## DOCUMENT TEXT
Investigation shows that scores of people
and companies in South Africa looted $130 million over three years,
causing the collapse of VBS Mutual bank.
Reports on the country’s latest corruption scandals, indicate that VBS Mutual collapsed in March.
Then President Jacob Zuma had also
obtained a 7.8 million rand loan for him to repay taxpayers for security
upgrades to his private Nkandla homestead in 2016.
The investigation, commissioned by the central bank, released its damning report titled “The Great Bank Heist”.
It detailed the graft that sank VBS and
named the executives allegedly responsible, including former CEO Andile
Ramavhunga, who denies any wrongdoing.
“Many of those implicated in the looting
of VBS are chartered accountants and some attorneys. They are not fit
and proper persons to fill those offices, which require utmost honesty
and integrity,” report author Terry Motau wrote.
The investigation was launched after VBS,
a corporate finance and retail bank, suffered a severe liquidity crisis
and was put under curatorship earlier this year.
The probe revealed malpractice including
extending overdrafts to well-connected clients and issuing payments to
individuals in exchange for deposits from state-owned companies.
“It is corrupt and rotten to the core.
Indeed, there is hardly a person in its employ in any position of
authority who is not, in some way or other, complicit,” the report said.
Motau recommended criminal charges against those in charge at the bank, which had 23,000 retail depositors.
Previously, local media reports had
revealed executives bought luxury cars and chartered helicopters with
the bank’s money, and arranged huge illegal deals by Whatsapp messages.
Zuma was ousted from power in February amid multiple graft scandals during his nine years in office.


A judicial inquiry is probing government
corruption under his term, while his successor Cyril Ramaphosa has vowed
to crack down on financial misconduct.

## TO BE DONE
Does each statement agree with the article on VBS Mutual bank: (a) the central bank commissioned the investigation; (b) former CEO Andile Ramavhunga admitted wrongdoing; (c) the bank had 23,000 retail depositors? Answer yes or no for each, quoting the deciding words. The data after this point is separate material, apart from the article on VBS Mutual bank.

## PROVIDED RECORDS
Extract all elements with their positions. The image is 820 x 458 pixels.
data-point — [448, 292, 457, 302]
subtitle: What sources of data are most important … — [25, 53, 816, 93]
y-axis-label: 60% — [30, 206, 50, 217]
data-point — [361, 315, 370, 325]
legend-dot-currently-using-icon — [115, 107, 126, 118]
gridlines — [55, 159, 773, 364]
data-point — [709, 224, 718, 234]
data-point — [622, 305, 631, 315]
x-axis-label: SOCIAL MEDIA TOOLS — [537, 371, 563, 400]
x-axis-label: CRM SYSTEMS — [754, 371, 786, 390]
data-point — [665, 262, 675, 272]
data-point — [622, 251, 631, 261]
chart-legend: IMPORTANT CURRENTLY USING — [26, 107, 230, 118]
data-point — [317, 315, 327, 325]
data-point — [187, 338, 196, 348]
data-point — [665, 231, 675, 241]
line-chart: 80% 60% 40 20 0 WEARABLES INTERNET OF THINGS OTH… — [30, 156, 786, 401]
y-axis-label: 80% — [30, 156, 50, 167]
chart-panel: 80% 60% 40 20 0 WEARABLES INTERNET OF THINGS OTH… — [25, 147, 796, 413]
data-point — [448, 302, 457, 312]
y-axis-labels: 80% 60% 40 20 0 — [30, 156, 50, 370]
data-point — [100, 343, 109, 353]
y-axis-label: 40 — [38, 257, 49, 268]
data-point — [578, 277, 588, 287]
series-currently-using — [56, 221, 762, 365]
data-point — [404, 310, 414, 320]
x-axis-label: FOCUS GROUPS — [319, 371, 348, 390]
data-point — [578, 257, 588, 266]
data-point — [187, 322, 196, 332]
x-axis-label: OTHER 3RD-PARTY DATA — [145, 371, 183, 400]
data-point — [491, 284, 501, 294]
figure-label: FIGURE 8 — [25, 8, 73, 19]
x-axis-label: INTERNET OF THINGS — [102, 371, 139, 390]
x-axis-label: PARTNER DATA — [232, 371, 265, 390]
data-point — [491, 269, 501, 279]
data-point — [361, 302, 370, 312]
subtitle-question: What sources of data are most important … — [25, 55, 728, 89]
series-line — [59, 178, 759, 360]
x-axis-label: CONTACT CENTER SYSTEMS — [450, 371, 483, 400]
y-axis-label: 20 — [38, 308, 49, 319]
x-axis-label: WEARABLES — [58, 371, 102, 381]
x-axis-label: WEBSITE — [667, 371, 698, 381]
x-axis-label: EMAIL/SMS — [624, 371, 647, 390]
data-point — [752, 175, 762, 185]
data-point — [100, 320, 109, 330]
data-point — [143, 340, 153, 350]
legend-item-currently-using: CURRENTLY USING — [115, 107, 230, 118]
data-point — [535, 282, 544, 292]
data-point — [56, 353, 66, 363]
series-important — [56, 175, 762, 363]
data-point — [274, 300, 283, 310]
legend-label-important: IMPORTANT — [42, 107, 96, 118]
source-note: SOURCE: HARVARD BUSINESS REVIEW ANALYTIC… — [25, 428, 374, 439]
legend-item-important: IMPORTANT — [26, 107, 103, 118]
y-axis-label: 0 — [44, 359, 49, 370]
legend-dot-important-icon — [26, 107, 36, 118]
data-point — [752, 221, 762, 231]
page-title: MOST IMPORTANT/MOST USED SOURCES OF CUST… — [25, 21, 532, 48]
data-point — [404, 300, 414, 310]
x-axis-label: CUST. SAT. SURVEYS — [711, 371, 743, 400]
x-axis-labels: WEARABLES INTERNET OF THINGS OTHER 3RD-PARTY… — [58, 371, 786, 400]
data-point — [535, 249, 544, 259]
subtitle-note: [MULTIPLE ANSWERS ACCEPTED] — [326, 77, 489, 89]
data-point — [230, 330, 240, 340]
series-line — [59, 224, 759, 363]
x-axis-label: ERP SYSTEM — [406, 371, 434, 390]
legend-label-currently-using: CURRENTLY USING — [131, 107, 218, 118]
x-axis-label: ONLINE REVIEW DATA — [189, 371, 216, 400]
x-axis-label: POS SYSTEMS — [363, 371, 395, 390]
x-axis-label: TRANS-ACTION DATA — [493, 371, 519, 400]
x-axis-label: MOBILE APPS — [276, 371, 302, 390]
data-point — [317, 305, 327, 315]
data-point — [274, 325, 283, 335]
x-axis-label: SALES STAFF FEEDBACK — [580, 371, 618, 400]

## FINISHED TASK
(a) Yes: "The investigation, commissioned by the central bank"
(b) No: "who denies any wrongdoing"
(c) Yes: "which had 23,000 retail depositors"